● **What is needed**
Every record below should be written out exactly; pictures stay out.

**** Dataset entries ****

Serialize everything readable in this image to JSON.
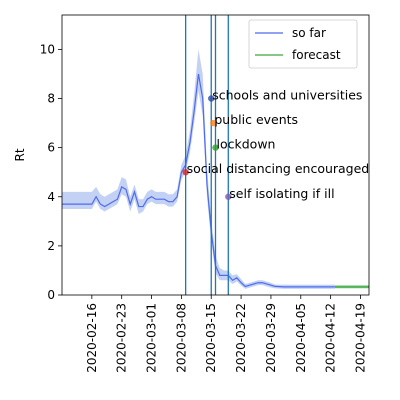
{
  "chart_data": {
    "type": "line",
    "title": "",
    "xlabel": "",
    "ylabel": "Rt",
    "x_start": "2020-02-09",
    "xlim": [
      "2020-02-09",
      "2020-04-21"
    ],
    "ylim": [
      0,
      11.4
    ],
    "yticks": [
      0,
      2,
      4,
      6,
      8,
      10
    ],
    "xticks": [
      "2020-02-16",
      "2020-02-23",
      "2020-03-01",
      "2020-03-08",
      "2020-03-15",
      "2020-03-22",
      "2020-03-29",
      "2020-04-05",
      "2020-04-12",
      "2020-04-19"
    ],
    "grid": false,
    "legend": {
      "position": "top-right"
    },
    "colors": {
      "so_far": "#4f6bed",
      "band": "#a9bdf0",
      "forecast": "#3aa63a",
      "vline": "#1f77b4"
    },
    "series": [
      {
        "name": "so far",
        "color": "#4f6bed",
        "x": [
          "2020-02-09",
          "2020-02-10",
          "2020-02-11",
          "2020-02-12",
          "2020-02-13",
          "2020-02-14",
          "2020-02-15",
          "2020-02-16",
          "2020-02-17",
          "2020-02-18",
          "2020-02-19",
          "2020-02-20",
          "2020-02-21",
          "2020-02-22",
          "2020-02-23",
          "2020-02-24",
          "2020-02-25",
          "2020-02-26",
          "2020-02-27",
          "2020-02-28",
          "2020-02-29",
          "2020-03-01",
          "2020-03-02",
          "2020-03-03",
          "2020-03-04",
          "2020-03-05",
          "2020-03-06",
          "2020-03-07",
          "2020-03-08",
          "2020-03-09",
          "2020-03-10",
          "2020-03-11",
          "2020-03-12",
          "2020-03-13",
          "2020-03-14",
          "2020-03-15",
          "2020-03-16",
          "2020-03-17",
          "2020-03-18",
          "2020-03-19",
          "2020-03-20",
          "2020-03-21",
          "2020-03-22",
          "2020-03-23",
          "2020-03-24",
          "2020-03-25",
          "2020-03-26",
          "2020-03-27",
          "2020-03-28",
          "2020-03-29",
          "2020-03-30",
          "2020-04-01",
          "2020-04-05",
          "2020-04-09",
          "2020-04-13"
        ],
        "y": [
          3.7,
          3.7,
          3.7,
          3.7,
          3.7,
          3.7,
          3.7,
          3.7,
          4.0,
          3.7,
          3.6,
          3.7,
          3.8,
          3.9,
          4.4,
          4.3,
          3.7,
          4.2,
          3.6,
          3.6,
          3.9,
          4.0,
          3.9,
          3.9,
          3.9,
          3.8,
          3.8,
          4.0,
          5.0,
          5.3,
          6.2,
          7.5,
          9.0,
          8.0,
          4.5,
          2.6,
          1.2,
          0.8,
          0.8,
          0.8,
          0.6,
          0.7,
          0.5,
          0.35,
          0.4,
          0.45,
          0.5,
          0.5,
          0.45,
          0.4,
          0.35,
          0.33,
          0.33,
          0.33,
          0.33
        ],
        "lower": [
          3.5,
          3.5,
          3.5,
          3.5,
          3.5,
          3.5,
          3.5,
          3.5,
          3.8,
          3.5,
          3.4,
          3.5,
          3.6,
          3.7,
          4.1,
          4.0,
          3.4,
          3.9,
          3.3,
          3.4,
          3.7,
          3.8,
          3.7,
          3.7,
          3.7,
          3.6,
          3.6,
          3.8,
          4.7,
          5.0,
          5.8,
          7.0,
          8.3,
          7.3,
          4.0,
          2.2,
          0.9,
          0.6,
          0.6,
          0.6,
          0.45,
          0.55,
          0.38,
          0.25,
          0.3,
          0.35,
          0.4,
          0.4,
          0.35,
          0.3,
          0.27,
          0.25,
          0.25,
          0.25,
          0.25
        ],
        "upper": [
          4.2,
          4.2,
          4.2,
          4.2,
          4.2,
          4.2,
          4.2,
          4.2,
          4.4,
          4.1,
          4.0,
          4.1,
          4.2,
          4.3,
          4.8,
          4.7,
          4.0,
          4.5,
          3.9,
          3.9,
          4.2,
          4.3,
          4.2,
          4.2,
          4.2,
          4.1,
          4.1,
          4.3,
          5.3,
          5.7,
          6.7,
          8.2,
          10.0,
          9.0,
          5.2,
          3.1,
          1.6,
          1.1,
          1.0,
          1.0,
          0.8,
          0.85,
          0.65,
          0.45,
          0.5,
          0.55,
          0.6,
          0.6,
          0.55,
          0.5,
          0.42,
          0.42,
          0.42,
          0.42,
          0.42
        ]
      },
      {
        "name": "forecast",
        "color": "#3aa63a",
        "x": [
          "2020-04-13",
          "2020-04-21"
        ],
        "y": [
          0.33,
          0.33
        ],
        "lower": [
          0.27,
          0.27
        ],
        "upper": [
          0.4,
          0.4
        ]
      }
    ],
    "vlines": [
      "2020-03-09",
      "2020-03-15",
      "2020-03-16",
      "2020-03-19"
    ],
    "events": [
      {
        "label": "schools and universities",
        "x": "2020-03-15",
        "y": 8,
        "color": "#2b4aa6"
      },
      {
        "label": "public events",
        "x": "2020-03-15.5",
        "y": 7,
        "color": "#ff7f0e"
      },
      {
        "label": "lockdown",
        "x": "2020-03-16",
        "y": 6,
        "color": "#2ca02c"
      },
      {
        "label": "social distancing encouraged",
        "x": "2020-03-09",
        "y": 5,
        "color": "#d62728"
      },
      {
        "label": "self isolating if ill",
        "x": "2020-03-19",
        "y": 4,
        "color": "#7b5ab5"
      }
    ]
  }
}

****

● **Answer for the task**
Serialize everything readable in this image to JSON.
{
  "chart_data": {
    "type": "line",
    "title": "",
    "xlabel": "",
    "ylabel": "Rt",
    "x_start": "2020-02-09",
    "xlim": [
      "2020-02-09",
      "2020-04-21"
    ],
    "ylim": [
      0,
      11.4
    ],
    "yticks": [
      0,
      2,
      4,
      6,
      8,
      10
    ],
    "xticks": [
      "2020-02-16",
      "2020-02-23",
      "2020-03-01",
      "2020-03-08",
      "2020-03-15",
      "2020-03-22",
      "2020-03-29",
      "2020-04-05",
      "2020-04-12",
      "2020-04-19"
    ],
    "grid": false,
    "legend": {
      "position": "top-right"
    },
    "colors": {
      "so_far": "#4f6bed",
      "band": "#a9bdf0",
      "forecast": "#3aa63a",
      "vline": "#1f77b4"
    },
    "series": [
      {
        "name": "so far",
        "color": "#4f6bed",
        "x": [
          "2020-02-09",
          "2020-02-10",
          "2020-02-11",
          "2020-02-12",
          "2020-02-13",
          "2020-02-14",
          "2020-02-15",
          "2020-02-16",
          "2020-02-17",
          "2020-02-18",
          "2020-02-19",
          "2020-02-20",
          "2020-02-21",
          "2020-02-22",
          "2020-02-23",
          "2020-02-24",
          "2020-02-25",
          "2020-02-26",
          "2020-02-27",
          "2020-02-28",
          "2020-02-29",
          "2020-03-01",
          "2020-03-02",
          "2020-03-03",
          "2020-03-04",
          "2020-03-05",
          "2020-03-06",
          "2020-03-07",
          "2020-03-08",
          "2020-03-09",
          "2020-03-10",
          "2020-03-11",
          "2020-03-12",
          "2020-03-13",
          "2020-03-14",
          "2020-03-15",
          "2020-03-16",
          "2020-03-17",
          "2020-03-18",
          "2020-03-19",
          "2020-03-20",
          "2020-03-21",
          "2020-03-22",
          "2020-03-23",
          "2020-03-24",
          "2020-03-25",
          "2020-03-26",
          "2020-03-27",
          "2020-03-28",
          "2020-03-29",
          "2020-03-30",
          "2020-04-01",
          "2020-04-05",
          "2020-04-09",
          "2020-04-13"
        ],
        "y": [
          3.7,
          3.7,
          3.7,
          3.7,
          3.7,
          3.7,
          3.7,
          3.7,
          4.0,
          3.7,
          3.6,
          3.7,
          3.8,
          3.9,
          4.4,
          4.3,
          3.7,
          4.2,
          3.6,
          3.6,
          3.9,
          4.0,
          3.9,
          3.9,
          3.9,
          3.8,
          3.8,
          4.0,
          5.0,
          5.3,
          6.2,
          7.5,
          9.0,
          8.0,
          4.5,
          2.6,
          1.2,
          0.8,
          0.8,
          0.8,
          0.6,
          0.7,
          0.5,
          0.35,
          0.4,
          0.45,
          0.5,
          0.5,
          0.45,
          0.4,
          0.35,
          0.33,
          0.33,
          0.33,
          0.33
        ],
        "lower": [
          3.5,
          3.5,
          3.5,
          3.5,
          3.5,
          3.5,
          3.5,
          3.5,
          3.8,
          3.5,
          3.4,
          3.5,
          3.6,
          3.7,
          4.1,
          4.0,
          3.4,
          3.9,
          3.3,
          3.4,
          3.7,
          3.8,
          3.7,
          3.7,
          3.7,
          3.6,
          3.6,
          3.8,
          4.7,
          5.0,
          5.8,
          7.0,
          8.3,
          7.3,
          4.0,
          2.2,
          0.9,
          0.6,
          0.6,
          0.6,
          0.45,
          0.55,
          0.38,
          0.25,
          0.3,
          0.35,
          0.4,
          0.4,
          0.35,
          0.3,
          0.27,
          0.25,
          0.25,
          0.25,
          0.25
        ],
        "upper": [
          4.2,
          4.2,
          4.2,
          4.2,
          4.2,
          4.2,
          4.2,
          4.2,
          4.4,
          4.1,
          4.0,
          4.1,
          4.2,
          4.3,
          4.8,
          4.7,
          4.0,
          4.5,
          3.9,
          3.9,
          4.2,
          4.3,
          4.2,
          4.2,
          4.2,
          4.1,
          4.1,
          4.3,
          5.3,
          5.7,
          6.7,
          8.2,
          10.0,
          9.0,
          5.2,
          3.1,
          1.6,
          1.1,
          1.0,
          1.0,
          0.8,
          0.85,
          0.65,
          0.45,
          0.5,
          0.55,
          0.6,
          0.6,
          0.55,
          0.5,
          0.42,
          0.42,
          0.42,
          0.42,
          0.42
        ]
      },
      {
        "name": "forecast",
        "color": "#3aa63a",
        "x": [
          "2020-04-13",
          "2020-04-21"
        ],
        "y": [
          0.33,
          0.33
        ],
        "lower": [
          0.27,
          0.27
        ],
        "upper": [
          0.4,
          0.4
        ]
      }
    ],
    "vlines": [
      "2020-03-09",
      "2020-03-15",
      "2020-03-16",
      "2020-03-19"
    ],
    "events": [
      {
        "label": "schools and universities",
        "x": "2020-03-15",
        "y": 8,
        "color": "#2b4aa6"
      },
      {
        "label": "public events",
        "x": "2020-03-15.5",
        "y": 7,
        "color": "#ff7f0e"
      },
      {
        "label": "lockdown",
        "x": "2020-03-16",
        "y": 6,
        "color": "#2ca02c"
      },
      {
        "label": "social distancing encouraged",
        "x": "2020-03-09",
        "y": 5,
        "color": "#d62728"
      },
      {
        "label": "self isolating if ill",
        "x": "2020-03-19",
        "y": 4,
        "color": "#7b5ab5"
      }
    ]
  }
}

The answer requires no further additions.